-- START OF Information supplied --
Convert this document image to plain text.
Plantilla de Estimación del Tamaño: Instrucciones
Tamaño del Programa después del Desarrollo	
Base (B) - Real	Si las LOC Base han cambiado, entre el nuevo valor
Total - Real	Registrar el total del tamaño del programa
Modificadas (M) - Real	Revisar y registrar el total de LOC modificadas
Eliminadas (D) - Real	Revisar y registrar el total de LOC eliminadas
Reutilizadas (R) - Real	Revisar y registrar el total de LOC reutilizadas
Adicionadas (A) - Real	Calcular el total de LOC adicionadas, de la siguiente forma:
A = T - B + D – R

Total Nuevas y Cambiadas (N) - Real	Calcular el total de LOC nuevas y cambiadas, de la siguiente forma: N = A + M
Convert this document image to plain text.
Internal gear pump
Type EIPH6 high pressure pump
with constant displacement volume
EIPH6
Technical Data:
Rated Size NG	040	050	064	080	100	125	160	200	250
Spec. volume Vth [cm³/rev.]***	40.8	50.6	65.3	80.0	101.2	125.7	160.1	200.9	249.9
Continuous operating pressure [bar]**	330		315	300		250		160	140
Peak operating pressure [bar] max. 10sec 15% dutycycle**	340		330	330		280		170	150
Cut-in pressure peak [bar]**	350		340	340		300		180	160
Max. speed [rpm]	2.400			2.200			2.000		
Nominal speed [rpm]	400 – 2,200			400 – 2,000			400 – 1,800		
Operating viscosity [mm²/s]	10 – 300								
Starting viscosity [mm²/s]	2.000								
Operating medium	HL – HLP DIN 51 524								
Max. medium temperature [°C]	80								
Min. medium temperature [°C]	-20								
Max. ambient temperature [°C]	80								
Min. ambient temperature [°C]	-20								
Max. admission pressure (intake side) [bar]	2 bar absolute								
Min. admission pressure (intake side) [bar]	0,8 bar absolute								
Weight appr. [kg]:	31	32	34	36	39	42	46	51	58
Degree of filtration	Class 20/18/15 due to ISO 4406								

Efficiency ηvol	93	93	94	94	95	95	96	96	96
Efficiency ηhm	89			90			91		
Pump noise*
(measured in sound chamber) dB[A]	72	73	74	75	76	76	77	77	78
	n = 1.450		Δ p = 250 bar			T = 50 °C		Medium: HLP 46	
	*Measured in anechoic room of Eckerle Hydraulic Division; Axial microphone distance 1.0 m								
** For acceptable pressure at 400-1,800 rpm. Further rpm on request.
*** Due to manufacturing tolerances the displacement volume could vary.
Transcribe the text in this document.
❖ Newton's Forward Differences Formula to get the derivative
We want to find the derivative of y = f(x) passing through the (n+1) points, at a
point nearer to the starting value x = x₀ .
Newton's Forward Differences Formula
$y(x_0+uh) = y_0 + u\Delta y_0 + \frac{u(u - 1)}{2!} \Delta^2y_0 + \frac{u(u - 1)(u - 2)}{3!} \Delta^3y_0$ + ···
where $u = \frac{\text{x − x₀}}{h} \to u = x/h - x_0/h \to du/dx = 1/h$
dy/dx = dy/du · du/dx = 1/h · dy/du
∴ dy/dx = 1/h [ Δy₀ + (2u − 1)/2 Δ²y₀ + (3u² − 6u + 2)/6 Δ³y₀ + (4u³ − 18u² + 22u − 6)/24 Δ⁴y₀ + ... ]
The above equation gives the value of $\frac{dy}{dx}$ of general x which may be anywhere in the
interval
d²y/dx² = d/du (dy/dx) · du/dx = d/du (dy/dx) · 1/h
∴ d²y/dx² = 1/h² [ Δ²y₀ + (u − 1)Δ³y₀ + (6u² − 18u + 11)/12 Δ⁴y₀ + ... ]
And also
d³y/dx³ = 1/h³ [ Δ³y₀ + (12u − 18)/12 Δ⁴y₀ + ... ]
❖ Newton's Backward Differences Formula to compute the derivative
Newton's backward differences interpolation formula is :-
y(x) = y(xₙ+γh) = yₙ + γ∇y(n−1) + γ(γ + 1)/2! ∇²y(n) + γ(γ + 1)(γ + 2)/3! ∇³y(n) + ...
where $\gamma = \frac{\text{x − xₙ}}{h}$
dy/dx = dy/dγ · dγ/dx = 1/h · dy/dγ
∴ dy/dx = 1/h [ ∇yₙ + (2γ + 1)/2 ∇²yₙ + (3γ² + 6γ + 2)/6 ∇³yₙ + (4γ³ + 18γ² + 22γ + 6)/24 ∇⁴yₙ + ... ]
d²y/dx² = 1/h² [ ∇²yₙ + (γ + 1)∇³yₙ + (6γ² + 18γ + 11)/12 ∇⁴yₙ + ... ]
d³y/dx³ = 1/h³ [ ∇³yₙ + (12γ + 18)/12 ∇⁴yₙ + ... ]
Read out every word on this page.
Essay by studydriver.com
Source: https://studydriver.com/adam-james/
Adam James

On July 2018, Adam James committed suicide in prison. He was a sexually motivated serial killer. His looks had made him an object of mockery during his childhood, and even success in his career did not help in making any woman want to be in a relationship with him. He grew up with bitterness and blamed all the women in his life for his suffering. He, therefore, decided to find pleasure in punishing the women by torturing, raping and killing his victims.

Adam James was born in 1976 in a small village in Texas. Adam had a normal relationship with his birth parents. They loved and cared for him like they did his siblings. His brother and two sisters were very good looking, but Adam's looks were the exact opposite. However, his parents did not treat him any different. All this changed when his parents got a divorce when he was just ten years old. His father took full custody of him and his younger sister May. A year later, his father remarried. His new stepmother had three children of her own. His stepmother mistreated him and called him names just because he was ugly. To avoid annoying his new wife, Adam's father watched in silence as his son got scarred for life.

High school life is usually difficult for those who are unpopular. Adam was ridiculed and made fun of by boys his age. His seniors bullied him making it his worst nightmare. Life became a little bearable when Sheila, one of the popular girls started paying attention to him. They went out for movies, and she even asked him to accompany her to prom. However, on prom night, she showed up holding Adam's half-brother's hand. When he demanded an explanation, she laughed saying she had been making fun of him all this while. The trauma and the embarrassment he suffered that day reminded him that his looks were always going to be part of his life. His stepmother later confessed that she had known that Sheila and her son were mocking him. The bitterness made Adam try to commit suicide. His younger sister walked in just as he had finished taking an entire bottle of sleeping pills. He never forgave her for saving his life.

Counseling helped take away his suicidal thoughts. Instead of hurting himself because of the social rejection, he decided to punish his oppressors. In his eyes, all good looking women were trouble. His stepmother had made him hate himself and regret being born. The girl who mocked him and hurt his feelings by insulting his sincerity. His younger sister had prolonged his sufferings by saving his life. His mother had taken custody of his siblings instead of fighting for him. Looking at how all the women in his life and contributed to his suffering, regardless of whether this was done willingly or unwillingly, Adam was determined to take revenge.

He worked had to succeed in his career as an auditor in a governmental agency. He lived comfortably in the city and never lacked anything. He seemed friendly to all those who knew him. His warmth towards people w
-- END OF Information supplied --
#### [Aim]
Pull out all lines in the data above that include "good".

#### [Result of the exercise]
Adam James was born in 1976 in a small village in Texas. Adam had a normal relationship with his birth parents. They loved and cared for him like they did his siblings. His brother and two sisters were very good looking, but Adam's looks were the exact opposite. However, his parents did not treat him any different. All this changed when his parents got a divorce when he was just ten years old. His father took full custody of him and his younger sister May. A year later, his father remarried. His new stepmother had three children of her own. His stepmother mistreated him and called him names just because he was ugly. To avoid annoying his new wife, Adam's father watched in silence as his son got scarred for life.
Counseling helped take away his suicidal thoughts. Instead of hurting himself because of the social rejection, he decided to punish his oppressors. In his eyes, all good looking women were trouble. His stepmother had made him hate himself and regret being born. The girl who mocked him and hurt his feelings by insulting his sincerity. His younger sister had prolonged his sufferings by saving his life. His mother had taken custody of his siblings instead of fighting for him. Looking at how all the women in his life and contributed to his suffering, regardless of whether this was done willingly or unwillingly, Adam was determined to take revenge.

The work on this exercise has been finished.